__Written exercise__. Answer with one number only: the number of lines that include the word "todas".

[Extracted data entries]
☆ ☆ ☆ ☆ ☆
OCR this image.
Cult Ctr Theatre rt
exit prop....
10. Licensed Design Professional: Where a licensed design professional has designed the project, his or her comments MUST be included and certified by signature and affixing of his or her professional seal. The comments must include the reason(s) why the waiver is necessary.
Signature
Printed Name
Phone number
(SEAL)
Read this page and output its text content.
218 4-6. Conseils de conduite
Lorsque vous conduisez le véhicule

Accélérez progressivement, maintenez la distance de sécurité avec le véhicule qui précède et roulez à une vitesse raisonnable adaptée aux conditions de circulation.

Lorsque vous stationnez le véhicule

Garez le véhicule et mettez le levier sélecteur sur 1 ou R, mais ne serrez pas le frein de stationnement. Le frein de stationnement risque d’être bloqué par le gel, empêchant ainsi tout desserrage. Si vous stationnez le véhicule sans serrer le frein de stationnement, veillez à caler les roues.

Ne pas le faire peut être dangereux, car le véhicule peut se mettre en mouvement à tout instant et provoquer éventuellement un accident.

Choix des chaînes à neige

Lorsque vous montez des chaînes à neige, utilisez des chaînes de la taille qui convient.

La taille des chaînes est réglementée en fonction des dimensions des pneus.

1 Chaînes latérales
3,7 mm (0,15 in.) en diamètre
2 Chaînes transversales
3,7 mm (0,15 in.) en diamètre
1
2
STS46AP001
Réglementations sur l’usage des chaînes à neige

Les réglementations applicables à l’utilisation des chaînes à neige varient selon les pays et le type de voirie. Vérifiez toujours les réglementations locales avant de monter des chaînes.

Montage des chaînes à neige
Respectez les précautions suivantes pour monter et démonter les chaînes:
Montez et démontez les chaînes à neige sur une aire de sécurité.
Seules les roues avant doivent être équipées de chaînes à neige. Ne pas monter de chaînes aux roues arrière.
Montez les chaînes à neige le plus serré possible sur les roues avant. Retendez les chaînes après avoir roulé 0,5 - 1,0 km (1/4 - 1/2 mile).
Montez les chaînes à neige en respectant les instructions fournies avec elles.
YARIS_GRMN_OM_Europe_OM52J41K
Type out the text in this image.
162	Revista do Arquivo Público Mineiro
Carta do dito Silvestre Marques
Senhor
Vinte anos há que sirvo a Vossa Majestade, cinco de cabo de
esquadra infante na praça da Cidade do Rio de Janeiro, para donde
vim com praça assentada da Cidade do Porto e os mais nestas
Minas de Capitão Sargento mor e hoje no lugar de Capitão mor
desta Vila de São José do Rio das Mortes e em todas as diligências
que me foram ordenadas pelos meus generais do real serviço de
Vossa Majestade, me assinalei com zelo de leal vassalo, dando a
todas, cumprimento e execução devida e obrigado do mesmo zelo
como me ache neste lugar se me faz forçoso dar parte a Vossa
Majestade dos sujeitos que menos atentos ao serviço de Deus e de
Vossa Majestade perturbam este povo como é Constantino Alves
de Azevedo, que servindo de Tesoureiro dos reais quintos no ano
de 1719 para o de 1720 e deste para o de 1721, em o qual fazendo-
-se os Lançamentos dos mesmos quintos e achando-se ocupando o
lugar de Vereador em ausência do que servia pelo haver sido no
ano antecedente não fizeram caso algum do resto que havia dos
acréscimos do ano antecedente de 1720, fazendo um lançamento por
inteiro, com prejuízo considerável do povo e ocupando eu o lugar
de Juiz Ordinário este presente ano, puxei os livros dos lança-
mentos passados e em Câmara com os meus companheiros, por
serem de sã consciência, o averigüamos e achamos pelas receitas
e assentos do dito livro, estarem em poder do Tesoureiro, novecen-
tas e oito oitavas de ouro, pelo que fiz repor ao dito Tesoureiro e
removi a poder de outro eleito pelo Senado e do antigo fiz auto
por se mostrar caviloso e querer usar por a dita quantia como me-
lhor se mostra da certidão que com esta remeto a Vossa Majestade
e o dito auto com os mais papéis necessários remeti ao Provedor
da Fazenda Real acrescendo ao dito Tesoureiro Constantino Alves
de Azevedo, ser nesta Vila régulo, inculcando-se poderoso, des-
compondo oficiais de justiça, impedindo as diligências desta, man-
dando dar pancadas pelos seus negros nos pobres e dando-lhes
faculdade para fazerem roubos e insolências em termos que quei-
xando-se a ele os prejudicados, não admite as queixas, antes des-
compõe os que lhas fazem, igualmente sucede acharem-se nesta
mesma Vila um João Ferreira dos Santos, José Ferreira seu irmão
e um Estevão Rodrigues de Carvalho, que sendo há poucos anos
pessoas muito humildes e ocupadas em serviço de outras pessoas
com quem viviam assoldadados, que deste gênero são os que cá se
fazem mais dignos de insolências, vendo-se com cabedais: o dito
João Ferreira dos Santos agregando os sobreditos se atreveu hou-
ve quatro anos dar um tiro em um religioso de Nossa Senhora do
☆ ☆ ☆ ☆ ☆
__Complete response__. 2